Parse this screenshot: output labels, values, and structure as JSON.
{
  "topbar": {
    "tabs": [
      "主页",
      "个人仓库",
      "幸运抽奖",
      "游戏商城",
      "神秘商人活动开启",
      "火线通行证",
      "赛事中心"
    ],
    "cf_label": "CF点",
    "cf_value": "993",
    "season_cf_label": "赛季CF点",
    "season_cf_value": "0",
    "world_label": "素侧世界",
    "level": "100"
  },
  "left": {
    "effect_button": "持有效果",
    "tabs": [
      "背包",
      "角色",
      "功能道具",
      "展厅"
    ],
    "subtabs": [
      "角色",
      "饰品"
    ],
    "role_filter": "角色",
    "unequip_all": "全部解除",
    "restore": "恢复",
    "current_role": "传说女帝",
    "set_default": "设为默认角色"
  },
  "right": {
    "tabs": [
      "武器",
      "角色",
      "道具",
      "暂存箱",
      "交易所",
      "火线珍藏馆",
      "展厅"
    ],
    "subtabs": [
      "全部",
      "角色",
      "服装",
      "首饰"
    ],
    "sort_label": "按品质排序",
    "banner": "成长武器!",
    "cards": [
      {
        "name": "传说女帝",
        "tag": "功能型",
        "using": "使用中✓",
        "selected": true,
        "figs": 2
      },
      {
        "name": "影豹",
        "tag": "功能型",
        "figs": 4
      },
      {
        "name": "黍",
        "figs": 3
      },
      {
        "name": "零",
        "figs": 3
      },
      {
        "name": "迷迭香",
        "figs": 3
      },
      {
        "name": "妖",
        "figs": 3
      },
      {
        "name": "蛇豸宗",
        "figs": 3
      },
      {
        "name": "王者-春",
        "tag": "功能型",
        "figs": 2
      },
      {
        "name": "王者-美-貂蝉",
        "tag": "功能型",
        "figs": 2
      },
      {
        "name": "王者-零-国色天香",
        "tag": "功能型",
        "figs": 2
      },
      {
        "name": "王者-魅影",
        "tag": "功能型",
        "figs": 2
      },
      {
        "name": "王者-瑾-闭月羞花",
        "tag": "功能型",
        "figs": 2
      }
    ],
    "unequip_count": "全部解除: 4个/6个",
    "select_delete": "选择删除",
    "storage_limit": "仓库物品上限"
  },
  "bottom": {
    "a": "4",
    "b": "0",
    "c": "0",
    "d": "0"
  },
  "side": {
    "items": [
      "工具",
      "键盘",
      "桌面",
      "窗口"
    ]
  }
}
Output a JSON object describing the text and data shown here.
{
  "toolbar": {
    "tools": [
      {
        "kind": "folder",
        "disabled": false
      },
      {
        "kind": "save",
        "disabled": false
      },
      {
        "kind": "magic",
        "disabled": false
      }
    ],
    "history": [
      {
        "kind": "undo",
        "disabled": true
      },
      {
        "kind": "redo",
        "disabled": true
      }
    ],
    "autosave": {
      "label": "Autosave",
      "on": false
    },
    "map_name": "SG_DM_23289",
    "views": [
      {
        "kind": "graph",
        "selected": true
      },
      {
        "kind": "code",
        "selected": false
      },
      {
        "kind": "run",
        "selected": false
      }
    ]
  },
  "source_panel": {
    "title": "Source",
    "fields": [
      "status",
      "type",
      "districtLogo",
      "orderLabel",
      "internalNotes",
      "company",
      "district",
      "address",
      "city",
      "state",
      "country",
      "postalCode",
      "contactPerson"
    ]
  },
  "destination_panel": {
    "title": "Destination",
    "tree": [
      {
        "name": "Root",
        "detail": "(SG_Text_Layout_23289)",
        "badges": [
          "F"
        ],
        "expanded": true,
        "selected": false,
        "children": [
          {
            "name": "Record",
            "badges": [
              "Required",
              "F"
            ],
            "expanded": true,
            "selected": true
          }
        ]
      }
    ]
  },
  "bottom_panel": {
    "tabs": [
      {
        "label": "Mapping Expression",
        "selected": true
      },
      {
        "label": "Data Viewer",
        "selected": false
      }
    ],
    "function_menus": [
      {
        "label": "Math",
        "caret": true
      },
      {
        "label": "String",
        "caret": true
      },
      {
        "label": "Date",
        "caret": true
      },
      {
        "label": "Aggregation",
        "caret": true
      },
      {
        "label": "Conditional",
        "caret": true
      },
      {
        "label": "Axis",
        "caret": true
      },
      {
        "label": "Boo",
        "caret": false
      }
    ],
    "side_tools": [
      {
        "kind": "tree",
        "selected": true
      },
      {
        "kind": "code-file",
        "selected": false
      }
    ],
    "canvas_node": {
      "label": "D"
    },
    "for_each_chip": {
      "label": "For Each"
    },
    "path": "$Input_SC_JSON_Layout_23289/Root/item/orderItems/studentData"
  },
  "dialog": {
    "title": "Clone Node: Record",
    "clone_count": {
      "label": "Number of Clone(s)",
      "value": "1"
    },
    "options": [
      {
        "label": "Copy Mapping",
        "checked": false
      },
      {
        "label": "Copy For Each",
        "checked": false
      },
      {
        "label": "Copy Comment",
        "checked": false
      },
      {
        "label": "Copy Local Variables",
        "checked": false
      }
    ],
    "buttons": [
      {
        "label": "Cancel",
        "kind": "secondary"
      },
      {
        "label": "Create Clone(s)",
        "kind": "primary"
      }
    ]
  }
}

━━━━━━

What is being asked: Out of the material above, select every line that holds the string "Root".

Complete output:
        "name": "Root",
    "path": "$Input_SC_JSON_Layout_23289/Root/item/orderItems/studentData"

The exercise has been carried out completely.